## SET TASKS
1) According to the written evidence on energy and low carbon policies in the Budget, how large are the incentives the government is funding to reduce the up-front costs of ultra-low emission vehicles?
2) Pick up the written evidence on energy and low carbon policies in the Budget at the point where it stops and write the next part.

----- SELECTED EXCERPT

Supplementary written evidence submitted
by the National Institute of Economic and Social Research
ENERGY AND
LOW CARBON
POLICIES IN
THE BUDGET
There appears to be some risk that the set of policies
towards the energy and low carbon sectors set out in the Budget
and the Plan for Growth pull in different directions. The Plan
for Growth states that "the Government is committed to using
market-based approaches to simplify this policy landscape",
which is commendable. But the specific measures appear in some
areas both to move away from market-based mechanisms, and to make
the policy landscape more complicated:
- the impact of the "fair fuel stabiliser"
will be to increase UK oil consumption, while certainly not increasing,
and possibly reducing, domestic oil production. This will reduce
energy security and delay the transition to a low carbon economy;
- moreover, the reduction in fuel duty - and more
seriously the signal it sends both to the car industry and car
purchasers about the long term path of fuel prices - are likely
to reduce incentives to invest in low carbon/low emission vehicles.
Yet at the same time, the government is "funding £5000
incentives to reduce the up-front costs of ultra-low emission
vehicles and supporting roll-out of charging infrastructure, making
the UK a global front runner in the market for ultra-low emission
cars"; and
- the carbon price floor (to the extent it is binding)

----------
----- MATERIAL SUPPLIED

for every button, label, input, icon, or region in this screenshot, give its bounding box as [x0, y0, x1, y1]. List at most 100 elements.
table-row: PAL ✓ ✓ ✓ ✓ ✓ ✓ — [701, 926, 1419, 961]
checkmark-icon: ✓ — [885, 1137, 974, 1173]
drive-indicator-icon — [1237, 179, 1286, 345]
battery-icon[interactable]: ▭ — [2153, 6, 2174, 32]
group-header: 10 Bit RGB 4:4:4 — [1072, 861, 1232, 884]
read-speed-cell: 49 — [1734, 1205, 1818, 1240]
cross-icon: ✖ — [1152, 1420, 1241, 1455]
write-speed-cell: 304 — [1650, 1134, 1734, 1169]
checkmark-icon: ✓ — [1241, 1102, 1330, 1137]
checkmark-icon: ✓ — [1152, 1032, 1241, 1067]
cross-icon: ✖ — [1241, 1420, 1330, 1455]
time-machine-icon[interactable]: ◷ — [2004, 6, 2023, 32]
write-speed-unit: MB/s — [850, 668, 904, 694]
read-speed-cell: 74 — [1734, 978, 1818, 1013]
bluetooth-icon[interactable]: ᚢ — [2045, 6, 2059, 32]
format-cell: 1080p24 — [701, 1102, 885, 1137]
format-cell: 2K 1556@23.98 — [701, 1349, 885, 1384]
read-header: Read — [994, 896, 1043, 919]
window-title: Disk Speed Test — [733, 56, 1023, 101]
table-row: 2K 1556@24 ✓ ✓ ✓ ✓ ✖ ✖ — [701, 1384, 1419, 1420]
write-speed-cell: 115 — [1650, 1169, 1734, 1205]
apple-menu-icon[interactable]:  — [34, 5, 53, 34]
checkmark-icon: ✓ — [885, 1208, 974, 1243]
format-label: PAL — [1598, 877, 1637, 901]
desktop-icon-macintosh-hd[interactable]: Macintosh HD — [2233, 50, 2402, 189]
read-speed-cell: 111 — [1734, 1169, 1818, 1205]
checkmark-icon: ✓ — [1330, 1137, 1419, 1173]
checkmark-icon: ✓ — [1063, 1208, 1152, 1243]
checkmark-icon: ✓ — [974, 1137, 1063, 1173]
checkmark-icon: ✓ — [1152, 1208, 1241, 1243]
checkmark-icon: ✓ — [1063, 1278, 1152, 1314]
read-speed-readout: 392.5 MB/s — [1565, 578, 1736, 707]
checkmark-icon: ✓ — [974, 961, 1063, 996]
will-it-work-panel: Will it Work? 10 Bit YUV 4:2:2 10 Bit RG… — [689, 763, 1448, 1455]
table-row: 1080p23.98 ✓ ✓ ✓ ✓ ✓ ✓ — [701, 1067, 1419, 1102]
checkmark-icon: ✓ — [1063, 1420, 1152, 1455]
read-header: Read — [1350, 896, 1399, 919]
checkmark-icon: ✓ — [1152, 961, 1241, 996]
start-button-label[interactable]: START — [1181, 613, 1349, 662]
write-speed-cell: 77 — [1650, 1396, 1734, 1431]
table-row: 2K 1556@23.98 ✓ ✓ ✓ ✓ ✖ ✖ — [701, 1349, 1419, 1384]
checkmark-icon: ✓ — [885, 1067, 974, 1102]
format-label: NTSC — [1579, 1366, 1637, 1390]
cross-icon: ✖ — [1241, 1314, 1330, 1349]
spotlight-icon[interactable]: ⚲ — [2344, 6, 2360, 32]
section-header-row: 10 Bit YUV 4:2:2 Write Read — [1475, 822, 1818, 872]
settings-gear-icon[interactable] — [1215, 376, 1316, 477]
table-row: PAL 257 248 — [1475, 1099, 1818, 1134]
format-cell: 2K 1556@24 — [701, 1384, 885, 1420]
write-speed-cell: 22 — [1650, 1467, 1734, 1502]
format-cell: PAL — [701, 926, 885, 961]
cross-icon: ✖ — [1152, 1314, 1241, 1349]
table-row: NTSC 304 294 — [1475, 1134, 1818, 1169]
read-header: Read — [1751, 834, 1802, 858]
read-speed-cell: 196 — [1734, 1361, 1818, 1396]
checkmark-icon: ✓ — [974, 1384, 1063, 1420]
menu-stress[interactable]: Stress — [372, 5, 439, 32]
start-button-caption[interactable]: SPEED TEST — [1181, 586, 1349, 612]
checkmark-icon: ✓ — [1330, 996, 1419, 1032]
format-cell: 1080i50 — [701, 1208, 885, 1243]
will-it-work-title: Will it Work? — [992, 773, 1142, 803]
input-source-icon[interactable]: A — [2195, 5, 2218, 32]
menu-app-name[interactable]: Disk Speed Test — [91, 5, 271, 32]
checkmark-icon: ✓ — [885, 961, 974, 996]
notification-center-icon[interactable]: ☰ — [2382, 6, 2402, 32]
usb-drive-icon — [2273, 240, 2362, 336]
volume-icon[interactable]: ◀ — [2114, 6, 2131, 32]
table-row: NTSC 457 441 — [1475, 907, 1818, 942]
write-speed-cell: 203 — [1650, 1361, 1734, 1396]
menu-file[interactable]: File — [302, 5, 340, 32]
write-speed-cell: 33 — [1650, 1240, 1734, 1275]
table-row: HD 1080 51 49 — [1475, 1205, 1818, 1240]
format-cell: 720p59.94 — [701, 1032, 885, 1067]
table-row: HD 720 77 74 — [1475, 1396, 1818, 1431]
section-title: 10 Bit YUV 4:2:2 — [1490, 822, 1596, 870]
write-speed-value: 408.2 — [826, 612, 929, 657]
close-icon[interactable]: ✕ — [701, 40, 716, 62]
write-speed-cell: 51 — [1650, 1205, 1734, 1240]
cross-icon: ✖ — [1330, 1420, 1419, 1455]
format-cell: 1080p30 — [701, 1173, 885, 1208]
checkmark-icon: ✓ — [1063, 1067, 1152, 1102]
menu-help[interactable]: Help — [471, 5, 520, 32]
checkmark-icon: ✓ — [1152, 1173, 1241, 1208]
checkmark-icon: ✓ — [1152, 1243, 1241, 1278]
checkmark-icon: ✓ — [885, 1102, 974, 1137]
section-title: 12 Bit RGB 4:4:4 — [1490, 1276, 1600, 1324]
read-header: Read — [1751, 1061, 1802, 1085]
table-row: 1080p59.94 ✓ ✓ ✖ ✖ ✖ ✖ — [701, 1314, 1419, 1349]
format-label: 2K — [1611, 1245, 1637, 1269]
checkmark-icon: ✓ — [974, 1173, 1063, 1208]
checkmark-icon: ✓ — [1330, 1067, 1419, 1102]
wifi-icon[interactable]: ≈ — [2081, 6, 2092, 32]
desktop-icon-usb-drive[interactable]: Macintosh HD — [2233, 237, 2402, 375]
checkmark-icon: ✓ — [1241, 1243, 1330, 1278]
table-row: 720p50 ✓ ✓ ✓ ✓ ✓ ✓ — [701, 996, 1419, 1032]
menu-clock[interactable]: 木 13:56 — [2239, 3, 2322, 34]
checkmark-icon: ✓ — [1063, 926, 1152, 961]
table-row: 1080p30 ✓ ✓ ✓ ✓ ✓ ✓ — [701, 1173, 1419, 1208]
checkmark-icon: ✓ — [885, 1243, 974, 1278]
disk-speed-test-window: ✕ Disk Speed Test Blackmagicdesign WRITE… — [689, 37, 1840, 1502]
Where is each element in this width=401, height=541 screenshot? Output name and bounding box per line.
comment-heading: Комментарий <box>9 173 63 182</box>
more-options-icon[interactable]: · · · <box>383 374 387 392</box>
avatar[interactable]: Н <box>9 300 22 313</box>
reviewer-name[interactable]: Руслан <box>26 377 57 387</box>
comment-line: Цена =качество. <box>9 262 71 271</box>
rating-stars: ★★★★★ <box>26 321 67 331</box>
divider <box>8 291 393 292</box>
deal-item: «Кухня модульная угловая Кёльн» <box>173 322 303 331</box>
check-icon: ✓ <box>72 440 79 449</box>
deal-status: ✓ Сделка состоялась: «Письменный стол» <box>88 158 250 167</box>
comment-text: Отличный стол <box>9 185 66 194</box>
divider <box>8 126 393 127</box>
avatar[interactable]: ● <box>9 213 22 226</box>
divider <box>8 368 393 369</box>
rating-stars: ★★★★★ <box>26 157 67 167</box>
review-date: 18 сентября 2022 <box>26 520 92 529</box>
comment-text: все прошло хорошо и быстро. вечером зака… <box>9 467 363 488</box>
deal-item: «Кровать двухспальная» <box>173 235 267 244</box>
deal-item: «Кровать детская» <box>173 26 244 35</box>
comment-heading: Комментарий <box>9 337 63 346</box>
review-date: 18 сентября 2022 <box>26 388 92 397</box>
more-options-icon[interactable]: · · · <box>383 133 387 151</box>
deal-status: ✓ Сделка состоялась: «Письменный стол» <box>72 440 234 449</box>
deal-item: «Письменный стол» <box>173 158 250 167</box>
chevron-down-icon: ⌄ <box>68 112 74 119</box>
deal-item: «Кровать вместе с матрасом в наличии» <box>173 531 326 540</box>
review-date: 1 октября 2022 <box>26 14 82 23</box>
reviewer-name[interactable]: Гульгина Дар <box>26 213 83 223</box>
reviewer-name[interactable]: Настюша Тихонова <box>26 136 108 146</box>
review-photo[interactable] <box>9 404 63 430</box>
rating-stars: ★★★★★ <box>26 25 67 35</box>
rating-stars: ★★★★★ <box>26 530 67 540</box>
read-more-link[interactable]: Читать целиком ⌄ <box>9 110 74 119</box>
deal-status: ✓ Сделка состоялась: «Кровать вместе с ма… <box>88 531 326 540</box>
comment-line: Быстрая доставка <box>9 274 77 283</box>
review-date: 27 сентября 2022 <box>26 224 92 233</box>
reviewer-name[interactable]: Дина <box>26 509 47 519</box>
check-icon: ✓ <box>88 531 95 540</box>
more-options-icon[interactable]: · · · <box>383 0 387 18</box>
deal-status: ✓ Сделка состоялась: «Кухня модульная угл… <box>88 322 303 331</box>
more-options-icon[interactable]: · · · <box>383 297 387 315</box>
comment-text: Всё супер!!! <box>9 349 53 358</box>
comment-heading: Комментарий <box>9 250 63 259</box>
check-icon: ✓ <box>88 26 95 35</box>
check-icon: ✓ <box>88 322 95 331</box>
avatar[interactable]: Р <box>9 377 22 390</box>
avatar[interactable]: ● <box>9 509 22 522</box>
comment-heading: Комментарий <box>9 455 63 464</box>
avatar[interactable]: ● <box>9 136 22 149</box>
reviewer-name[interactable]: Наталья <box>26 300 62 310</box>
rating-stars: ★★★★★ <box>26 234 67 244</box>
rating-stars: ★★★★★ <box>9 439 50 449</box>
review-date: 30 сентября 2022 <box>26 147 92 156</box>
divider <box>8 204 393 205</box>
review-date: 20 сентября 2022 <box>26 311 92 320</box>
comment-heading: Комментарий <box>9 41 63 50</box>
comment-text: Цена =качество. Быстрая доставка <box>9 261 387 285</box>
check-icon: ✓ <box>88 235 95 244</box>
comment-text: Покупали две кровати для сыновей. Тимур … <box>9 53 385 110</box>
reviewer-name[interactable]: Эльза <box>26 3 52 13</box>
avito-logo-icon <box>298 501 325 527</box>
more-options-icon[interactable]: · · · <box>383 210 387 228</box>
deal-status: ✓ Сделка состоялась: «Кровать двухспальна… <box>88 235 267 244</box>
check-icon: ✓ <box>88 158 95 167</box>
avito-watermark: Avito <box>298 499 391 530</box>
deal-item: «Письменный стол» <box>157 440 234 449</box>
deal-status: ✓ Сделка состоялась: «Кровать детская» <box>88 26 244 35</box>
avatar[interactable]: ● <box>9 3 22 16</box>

----------

## SOLVED PROBLEMS
1) £5000

2)
will increase costs for electricity consumers, both businesses
and households. But at the same time, the Government is introducing
a new framework to cap the impact of levy-funded support on energy
bills.
Of course, what is set out in the Budget and the
Plan for Growth is necessarily very compressed; these are complex
issues and much will depend on the detail of implementation. But
taken together, this appears to represent some shift towards greater
government "management" of both fuel and energy prices,
with both floors and caps, explicit and implicit. Economists would
generally argue that the optimal way to move towards lower carbon
emissions would be through a "carbon price" of some
sort, achieved either through taxation or through the market-based
allocation of permits; although in practice there are good reasons
a pure system of this type is unlikely, the planned framework
appears to be quite a long way from this optimum.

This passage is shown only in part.